Aim of the exercise
Return all lines from the listing below in which the string "δικτύου" occurs.

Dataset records
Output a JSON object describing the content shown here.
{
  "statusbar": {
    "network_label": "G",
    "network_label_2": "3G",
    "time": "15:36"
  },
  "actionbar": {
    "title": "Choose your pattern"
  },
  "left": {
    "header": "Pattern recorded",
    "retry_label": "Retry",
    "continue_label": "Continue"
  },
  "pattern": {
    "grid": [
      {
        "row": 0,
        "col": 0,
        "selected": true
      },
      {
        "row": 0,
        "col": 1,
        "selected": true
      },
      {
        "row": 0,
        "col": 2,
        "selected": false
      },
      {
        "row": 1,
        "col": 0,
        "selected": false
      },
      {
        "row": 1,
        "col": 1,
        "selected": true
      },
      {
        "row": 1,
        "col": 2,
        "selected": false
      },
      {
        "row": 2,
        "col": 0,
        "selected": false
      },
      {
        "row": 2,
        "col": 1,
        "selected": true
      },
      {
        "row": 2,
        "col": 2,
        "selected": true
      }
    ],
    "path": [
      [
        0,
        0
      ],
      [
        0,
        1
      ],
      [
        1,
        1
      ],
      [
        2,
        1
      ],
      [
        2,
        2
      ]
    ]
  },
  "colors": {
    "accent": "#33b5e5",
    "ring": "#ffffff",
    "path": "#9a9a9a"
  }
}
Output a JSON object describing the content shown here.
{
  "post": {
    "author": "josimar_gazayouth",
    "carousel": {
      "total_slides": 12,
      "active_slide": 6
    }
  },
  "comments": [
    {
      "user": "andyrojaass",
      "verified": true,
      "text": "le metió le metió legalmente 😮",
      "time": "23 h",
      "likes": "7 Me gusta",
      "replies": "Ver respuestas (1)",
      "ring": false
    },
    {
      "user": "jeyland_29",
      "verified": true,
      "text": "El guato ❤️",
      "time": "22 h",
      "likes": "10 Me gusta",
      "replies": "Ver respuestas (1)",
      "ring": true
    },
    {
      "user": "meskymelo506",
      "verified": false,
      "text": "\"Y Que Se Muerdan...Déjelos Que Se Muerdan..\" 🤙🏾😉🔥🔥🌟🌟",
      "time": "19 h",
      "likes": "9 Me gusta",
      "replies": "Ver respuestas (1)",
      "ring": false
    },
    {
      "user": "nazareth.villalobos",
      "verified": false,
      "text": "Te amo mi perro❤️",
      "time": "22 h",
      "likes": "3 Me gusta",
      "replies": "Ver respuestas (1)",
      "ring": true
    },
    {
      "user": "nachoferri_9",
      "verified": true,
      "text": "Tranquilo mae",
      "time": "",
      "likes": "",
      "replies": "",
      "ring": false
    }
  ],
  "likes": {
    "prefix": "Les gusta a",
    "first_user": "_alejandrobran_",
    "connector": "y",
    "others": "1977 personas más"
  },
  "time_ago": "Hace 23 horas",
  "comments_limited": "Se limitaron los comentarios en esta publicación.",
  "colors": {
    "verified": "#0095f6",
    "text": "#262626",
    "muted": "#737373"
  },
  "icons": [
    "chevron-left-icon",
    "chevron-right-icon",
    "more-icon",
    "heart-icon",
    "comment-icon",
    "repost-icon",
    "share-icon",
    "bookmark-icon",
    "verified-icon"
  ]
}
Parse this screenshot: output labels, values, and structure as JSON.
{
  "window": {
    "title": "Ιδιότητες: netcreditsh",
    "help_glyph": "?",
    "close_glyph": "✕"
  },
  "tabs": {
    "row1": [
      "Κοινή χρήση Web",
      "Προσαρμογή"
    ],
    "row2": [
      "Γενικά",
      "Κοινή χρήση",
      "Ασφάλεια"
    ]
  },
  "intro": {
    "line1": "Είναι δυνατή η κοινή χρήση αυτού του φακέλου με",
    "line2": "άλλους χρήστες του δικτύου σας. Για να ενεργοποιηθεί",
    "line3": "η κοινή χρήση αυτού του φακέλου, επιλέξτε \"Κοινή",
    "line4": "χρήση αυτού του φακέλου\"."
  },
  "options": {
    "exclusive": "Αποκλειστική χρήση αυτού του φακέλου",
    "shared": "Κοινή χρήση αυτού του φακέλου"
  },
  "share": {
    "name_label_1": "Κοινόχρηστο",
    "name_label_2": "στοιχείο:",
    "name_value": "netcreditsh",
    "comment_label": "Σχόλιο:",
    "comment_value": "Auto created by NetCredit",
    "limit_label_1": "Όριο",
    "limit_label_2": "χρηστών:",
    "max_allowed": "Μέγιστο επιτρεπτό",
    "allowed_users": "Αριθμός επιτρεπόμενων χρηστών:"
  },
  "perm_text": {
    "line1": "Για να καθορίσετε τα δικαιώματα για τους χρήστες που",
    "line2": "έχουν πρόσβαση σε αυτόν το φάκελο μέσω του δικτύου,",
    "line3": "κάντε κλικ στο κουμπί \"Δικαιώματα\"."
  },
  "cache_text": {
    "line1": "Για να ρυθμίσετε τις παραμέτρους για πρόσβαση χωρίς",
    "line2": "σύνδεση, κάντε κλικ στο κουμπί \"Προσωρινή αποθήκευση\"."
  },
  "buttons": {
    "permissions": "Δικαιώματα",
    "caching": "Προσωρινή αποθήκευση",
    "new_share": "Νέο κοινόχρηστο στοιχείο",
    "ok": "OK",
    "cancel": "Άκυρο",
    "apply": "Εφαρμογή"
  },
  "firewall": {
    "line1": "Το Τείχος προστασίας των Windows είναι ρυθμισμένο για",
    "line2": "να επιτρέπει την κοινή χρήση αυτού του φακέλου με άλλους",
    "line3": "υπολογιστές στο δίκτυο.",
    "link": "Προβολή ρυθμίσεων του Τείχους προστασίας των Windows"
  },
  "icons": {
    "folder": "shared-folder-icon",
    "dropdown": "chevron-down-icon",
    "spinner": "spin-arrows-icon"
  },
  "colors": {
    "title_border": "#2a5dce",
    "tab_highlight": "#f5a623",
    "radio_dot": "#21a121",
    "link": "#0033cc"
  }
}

Answer to the task
    "line2": "άλλους χρήστες του δικτύου σας. Για να ενεργοποιηθεί",
    "line2": "έχουν πρόσβαση σε αυτόν το φάκελο μέσω του δικτύου,",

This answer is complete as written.